(Raw records)
━━━━━━━━━━━━━━━━━━━━

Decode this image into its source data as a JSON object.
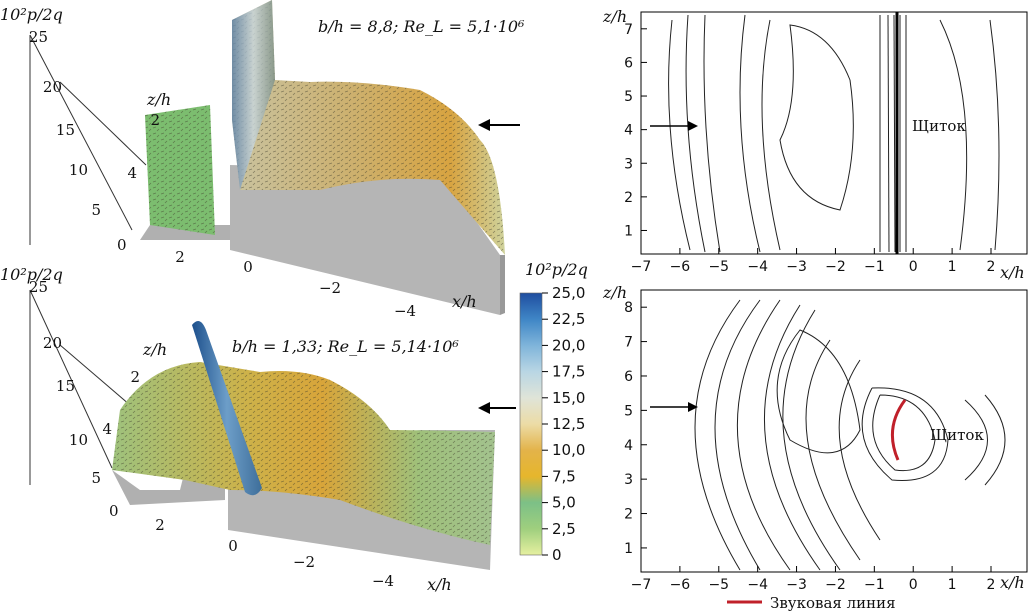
{
  "chart_data": [
    {
      "type": "surface",
      "panel": "top-left",
      "zlabel": "10²p/2q",
      "annotation": "b/h = 8,8; Re_L = 5,1·10⁶",
      "z_axis_label": "z/h",
      "x_axis_label": "x/h",
      "p_ticks": [
        "25",
        "20",
        "15",
        "10",
        "5"
      ],
      "z_ticks": [
        "2",
        "4"
      ],
      "x_ticks": [
        "2",
        "0",
        "−2",
        "−4"
      ],
      "zero_label": "0"
    },
    {
      "type": "surface",
      "panel": "bottom-left",
      "zlabel": "10²p/2q",
      "annotation": "b/h = 1,33; Re_L = 5,14·10⁶",
      "z_axis_label": "z/h",
      "x_axis_label": "x/h",
      "p_ticks": [
        "25",
        "20",
        "15",
        "10",
        "5"
      ],
      "z_ticks": [
        "2",
        "4"
      ],
      "x_ticks": [
        "2",
        "0",
        "−2",
        "−4"
      ],
      "zero_label": "0"
    },
    {
      "type": "colorbar",
      "title": "10²p/2q",
      "ticks": [
        "25,0",
        "22,5",
        "20,0",
        "17,5",
        "15,0",
        "12,5",
        "10,0",
        "7,5",
        "5,0",
        "2,5",
        "0"
      ],
      "values": [
        25.0,
        22.5,
        20.0,
        17.5,
        15.0,
        12.5,
        10.0,
        7.5,
        5.0,
        2.5,
        0
      ],
      "colors": [
        "#1a4fa0",
        "#2f7fc4",
        "#6aa8d4",
        "#a9cde0",
        "#dcdcc8",
        "#e8d59a",
        "#e2b040",
        "#d8b93a",
        "#9fcc6b",
        "#7fc27a",
        "#d9ec9b"
      ]
    },
    {
      "type": "contour",
      "panel": "top-right",
      "ylabel": "z/h",
      "xlabel": "x/h",
      "xlim": [
        -7,
        2
      ],
      "ylim": [
        0.3,
        7.5
      ],
      "x_ticks": [
        "−7",
        "−6",
        "−5",
        "−4",
        "−3",
        "−2",
        "−1",
        "0",
        "1",
        "2"
      ],
      "y_ticks": [
        "1",
        "2",
        "3",
        "4",
        "5",
        "6",
        "7"
      ],
      "annotation": "Щиток"
    },
    {
      "type": "contour",
      "panel": "bottom-right",
      "ylabel": "z/h",
      "xlabel": "x/h",
      "xlim": [
        -7,
        2
      ],
      "ylim": [
        0.3,
        8.5
      ],
      "x_ticks": [
        "−7",
        "−6",
        "−5",
        "−4",
        "−3",
        "−2",
        "−1",
        "0",
        "1",
        "2"
      ],
      "y_ticks": [
        "1",
        "2",
        "3",
        "4",
        "5",
        "6",
        "7",
        "8"
      ],
      "annotation": "Щиток",
      "legend": "Звуковая линия",
      "legend_color": "#c0202a"
    }
  ]
}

━━━━━━━━━━━━━━━━━━━━

SET TASK: Reproduce each record above by retyping it exactly; omit all images.

RESULT FOR THIS TASK:
Decode this image into its source data as a JSON object.
{
  "chart_data": [
    {
      "type": "surface",
      "panel": "top-left",
      "zlabel": "10²p/2q",
      "annotation": "b/h = 8,8; Re_L = 5,1·10⁶",
      "z_axis_label": "z/h",
      "x_axis_label": "x/h",
      "p_ticks": [
        "25",
        "20",
        "15",
        "10",
        "5"
      ],
      "z_ticks": [
        "2",
        "4"
      ],
      "x_ticks": [
        "2",
        "0",
        "−2",
        "−4"
      ],
      "zero_label": "0"
    },
    {
      "type": "surface",
      "panel": "bottom-left",
      "zlabel": "10²p/2q",
      "annotation": "b/h = 1,33; Re_L = 5,14·10⁶",
      "z_axis_label": "z/h",
      "x_axis_label": "x/h",
      "p_ticks": [
        "25",
        "20",
        "15",
        "10",
        "5"
      ],
      "z_ticks": [
        "2",
        "4"
      ],
      "x_ticks": [
        "2",
        "0",
        "−2",
        "−4"
      ],
      "zero_label": "0"
    },
    {
      "type": "colorbar",
      "title": "10²p/2q",
      "ticks": [
        "25,0",
        "22,5",
        "20,0",
        "17,5",
        "15,0",
        "12,5",
        "10,0",
        "7,5",
        "5,0",
        "2,5",
        "0"
      ],
      "values": [
        25.0,
        22.5,
        20.0,
        17.5,
        15.0,
        12.5,
        10.0,
        7.5,
        5.0,
        2.5,
        0
      ],
      "colors": [
        "#1a4fa0",
        "#2f7fc4",
        "#6aa8d4",
        "#a9cde0",
        "#dcdcc8",
        "#e8d59a",
        "#e2b040",
        "#d8b93a",
        "#9fcc6b",
        "#7fc27a",
        "#d9ec9b"
      ]
    },
    {
      "type": "contour",
      "panel": "top-right",
      "ylabel": "z/h",
      "xlabel": "x/h",
      "xlim": [
        -7,
        2
      ],
      "ylim": [
        0.3,
        7.5
      ],
      "x_ticks": [
        "−7",
        "−6",
        "−5",
        "−4",
        "−3",
        "−2",
        "−1",
        "0",
        "1",
        "2"
      ],
      "y_ticks": [
        "1",
        "2",
        "3",
        "4",
        "5",
        "6",
        "7"
      ],
      "annotation": "Щиток"
    },
    {
      "type": "contour",
      "panel": "bottom-right",
      "ylabel": "z/h",
      "xlabel": "x/h",
      "xlim": [
        -7,
        2
      ],
      "ylim": [
        0.3,
        8.5
      ],
      "x_ticks": [
        "−7",
        "−6",
        "−5",
        "−4",
        "−3",
        "−2",
        "−1",
        "0",
        "1",
        "2"
      ],
      "y_ticks": [
        "1",
        "2",
        "3",
        "4",
        "5",
        "6",
        "7",
        "8"
      ],
      "annotation": "Щиток",
      "legend": "Звуковая линия",
      "legend_color": "#c0202a"
    }
  ]
}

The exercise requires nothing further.